* _Written task_
Give the data below again, word for word.

* _Extracted material_
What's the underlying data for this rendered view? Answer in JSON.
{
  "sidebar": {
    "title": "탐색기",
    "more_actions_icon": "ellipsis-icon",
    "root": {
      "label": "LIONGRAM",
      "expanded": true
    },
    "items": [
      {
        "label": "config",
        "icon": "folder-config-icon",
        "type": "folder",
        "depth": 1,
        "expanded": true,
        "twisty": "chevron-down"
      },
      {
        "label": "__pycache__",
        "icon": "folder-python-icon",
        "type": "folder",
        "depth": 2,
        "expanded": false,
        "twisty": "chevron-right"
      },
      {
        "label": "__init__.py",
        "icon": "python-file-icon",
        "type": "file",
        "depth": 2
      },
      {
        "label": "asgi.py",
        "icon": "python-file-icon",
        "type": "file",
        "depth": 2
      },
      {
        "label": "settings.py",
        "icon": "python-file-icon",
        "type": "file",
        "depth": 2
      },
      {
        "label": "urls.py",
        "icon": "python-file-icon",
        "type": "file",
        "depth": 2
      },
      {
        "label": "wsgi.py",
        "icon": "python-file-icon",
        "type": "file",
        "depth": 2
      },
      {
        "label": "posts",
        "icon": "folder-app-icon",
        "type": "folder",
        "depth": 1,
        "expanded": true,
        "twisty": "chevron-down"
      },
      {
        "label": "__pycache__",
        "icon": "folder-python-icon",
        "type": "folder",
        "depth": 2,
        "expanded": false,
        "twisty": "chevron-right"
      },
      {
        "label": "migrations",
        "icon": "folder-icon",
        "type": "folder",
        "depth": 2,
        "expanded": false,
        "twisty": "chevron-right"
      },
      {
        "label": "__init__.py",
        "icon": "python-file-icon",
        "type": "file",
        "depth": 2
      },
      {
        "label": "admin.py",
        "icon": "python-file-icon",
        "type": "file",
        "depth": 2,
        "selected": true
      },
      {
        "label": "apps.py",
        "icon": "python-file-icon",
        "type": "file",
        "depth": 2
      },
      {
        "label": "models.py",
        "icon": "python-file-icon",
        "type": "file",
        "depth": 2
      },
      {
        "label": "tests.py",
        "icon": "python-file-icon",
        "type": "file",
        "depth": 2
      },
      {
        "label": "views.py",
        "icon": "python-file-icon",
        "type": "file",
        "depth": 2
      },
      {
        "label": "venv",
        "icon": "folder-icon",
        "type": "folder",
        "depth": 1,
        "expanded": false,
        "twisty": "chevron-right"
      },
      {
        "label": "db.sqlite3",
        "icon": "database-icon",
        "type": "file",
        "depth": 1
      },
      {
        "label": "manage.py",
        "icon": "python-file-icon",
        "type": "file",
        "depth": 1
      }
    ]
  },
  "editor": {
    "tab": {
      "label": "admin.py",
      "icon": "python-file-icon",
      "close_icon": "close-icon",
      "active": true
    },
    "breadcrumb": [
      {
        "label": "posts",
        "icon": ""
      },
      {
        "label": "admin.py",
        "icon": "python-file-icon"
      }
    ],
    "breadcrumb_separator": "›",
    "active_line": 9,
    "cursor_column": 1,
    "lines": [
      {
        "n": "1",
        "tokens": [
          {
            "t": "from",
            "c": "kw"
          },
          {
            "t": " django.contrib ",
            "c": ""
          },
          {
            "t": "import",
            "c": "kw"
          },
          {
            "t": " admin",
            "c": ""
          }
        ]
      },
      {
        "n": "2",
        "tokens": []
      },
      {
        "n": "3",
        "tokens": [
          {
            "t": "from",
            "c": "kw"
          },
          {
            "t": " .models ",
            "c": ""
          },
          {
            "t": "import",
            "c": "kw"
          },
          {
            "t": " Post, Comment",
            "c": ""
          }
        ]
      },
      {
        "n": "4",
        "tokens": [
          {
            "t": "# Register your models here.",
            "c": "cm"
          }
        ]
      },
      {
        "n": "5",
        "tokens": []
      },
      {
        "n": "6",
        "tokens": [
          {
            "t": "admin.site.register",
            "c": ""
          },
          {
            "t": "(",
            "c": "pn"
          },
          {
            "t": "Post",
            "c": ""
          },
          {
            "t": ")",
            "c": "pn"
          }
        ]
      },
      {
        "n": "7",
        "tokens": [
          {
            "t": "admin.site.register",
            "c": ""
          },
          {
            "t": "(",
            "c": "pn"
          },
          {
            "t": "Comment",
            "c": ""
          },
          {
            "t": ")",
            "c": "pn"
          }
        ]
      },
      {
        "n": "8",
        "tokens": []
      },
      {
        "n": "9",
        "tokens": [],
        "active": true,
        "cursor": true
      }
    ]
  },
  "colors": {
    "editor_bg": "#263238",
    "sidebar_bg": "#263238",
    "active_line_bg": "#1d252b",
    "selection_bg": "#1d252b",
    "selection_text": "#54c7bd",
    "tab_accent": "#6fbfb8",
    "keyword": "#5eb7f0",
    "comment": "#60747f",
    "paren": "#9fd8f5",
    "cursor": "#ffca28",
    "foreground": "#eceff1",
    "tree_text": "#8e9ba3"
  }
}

* _Exercise response_
What's the underlying data for this rendered view? Answer in JSON.
{
  "sidebar": {
    "title": "탐색기",
    "more_actions_icon": "ellipsis-icon",
    "root": {
      "label": "LIONGRAM",
      "expanded": true
    },
    "items": [
      {
        "label": "config",
        "icon": "folder-config-icon",
        "type": "folder",
        "depth": 1,
        "expanded": true,
        "twisty": "chevron-down"
      },
      {
        "label": "__pycache__",
        "icon": "folder-python-icon",
        "type": "folder",
        "depth": 2,
        "expanded": false,
        "twisty": "chevron-right"
      },
      {
        "label": "__init__.py",
        "icon": "python-file-icon",
        "type": "file",
        "depth": 2
      },
      {
        "label": "asgi.py",
        "icon": "python-file-icon",
        "type": "file",
        "depth": 2
      },
      {
        "label": "settings.py",
        "icon": "python-file-icon",
        "type": "file",
        "depth": 2
      },
      {
        "label": "urls.py",
        "icon": "python-file-icon",
        "type": "file",
        "depth": 2
      },
      {
        "label": "wsgi.py",
        "icon": "python-file-icon",
        "type": "file",
        "depth": 2
      },
      {
        "label": "posts",
        "icon": "folder-app-icon",
        "type": "folder",
        "depth": 1,
        "expanded": true,
        "twisty": "chevron-down"
      },
      {
        "label": "__pycache__",
        "icon": "folder-python-icon",
        "type": "folder",
        "depth": 2,
        "expanded": false,
        "twisty": "chevron-right"
      },
      {
        "label": "migrations",
        "icon": "folder-icon",
        "type": "folder",
        "depth": 2,
        "expanded": false,
        "twisty": "chevron-right"
      },
      {
        "label": "__init__.py",
        "icon": "python-file-icon",
        "type": "file",
        "depth": 2
      },
      {
        "label": "admin.py",
        "icon": "python-file-icon",
        "type": "file",
        "depth": 2,
        "selected": true
      },
      {
        "label": "apps.py",
        "icon": "python-file-icon",
        "type": "file",
        "depth": 2
      },
      {
        "label": "models.py",
        "icon": "python-file-icon",
        "type": "file",
        "depth": 2
      },
      {
        "label": "tests.py",
        "icon": "python-file-icon",
        "type": "file",
        "depth": 2
      },
      {
        "label": "views.py",
        "icon": "python-file-icon",
        "type": "file",
        "depth": 2
      },
      {
        "label": "venv",
        "icon": "folder-icon",
        "type": "folder",
        "depth": 1,
        "expanded": false,
        "twisty": "chevron-right"
      },
      {
        "label": "db.sqlite3",
        "icon": "database-icon",
        "type": "file",
        "depth": 1
      },
      {
        "label": "manage.py",
        "icon": "python-file-icon",
        "type": "file",
        "depth": 1
      }
    ]
  },
  "editor": {
    "tab": {
      "label": "admin.py",
      "icon": "python-file-icon",
      "close_icon": "close-icon",
      "active": true
    },
    "breadcrumb": [
      {
        "label": "posts",
        "icon": ""
      },
      {
        "label": "admin.py",
        "icon": "python-file-icon"
      }
    ],
    "breadcrumb_separator": "›",
    "active_line": 9,
    "cursor_column": 1,
    "lines": [
      {
        "n": "1",
        "tokens": [
          {
            "t": "from",
            "c": "kw"
          },
          {
            "t": " django.contrib ",
            "c": ""
          },
          {
            "t": "import",
            "c": "kw"
          },
          {
            "t": " admin",
            "c": ""
          }
        ]
      },
      {
        "n": "2",
        "tokens": []
      },
      {
        "n": "3",
        "tokens": [
          {
            "t": "from",
            "c": "kw"
          },
          {
            "t": " .models ",
            "c": ""
          },
          {
            "t": "import",
            "c": "kw"
          },
          {
            "t": " Post, Comment",
            "c": ""
          }
        ]
      },
      {
        "n": "4",
        "tokens": [
          {
            "t": "# Register your models here.",
            "c": "cm"
          }
        ]
      },
      {
        "n": "5",
        "tokens": []
      },
      {
        "n": "6",
        "tokens": [
          {
            "t": "admin.site.register",
            "c": ""
          },
          {
            "t": "(",
            "c": "pn"
          },
          {
            "t": "Post",
            "c": ""
          },
          {
            "t": ")",
            "c": "pn"
          }
        ]
      },
      {
        "n": "7",
        "tokens": [
          {
            "t": "admin.site.register",
            "c": ""
          },
          {
            "t": "(",
            "c": "pn"
          },
          {
            "t": "Comment",
            "c": ""
          },
          {
            "t": ")",
            "c": "pn"
          }
        ]
      },
      {
        "n": "8",
        "tokens": []
      },
      {
        "n": "9",
        "tokens": [],
        "active": true,
        "cursor": true
      }
    ]
  },
  "colors": {
    "editor_bg": "#263238",
    "sidebar_bg": "#263238",
    "active_line_bg": "#1d252b",
    "selection_bg": "#1d252b",
    "selection_text": "#54c7bd",
    "tab_accent": "#6fbfb8",
    "keyword": "#5eb7f0",
    "comment": "#60747f",
    "paren": "#9fd8f5",
    "cursor": "#ffca28",
    "foreground": "#eceff1",
    "tree_text": "#8e9ba3"
  }
}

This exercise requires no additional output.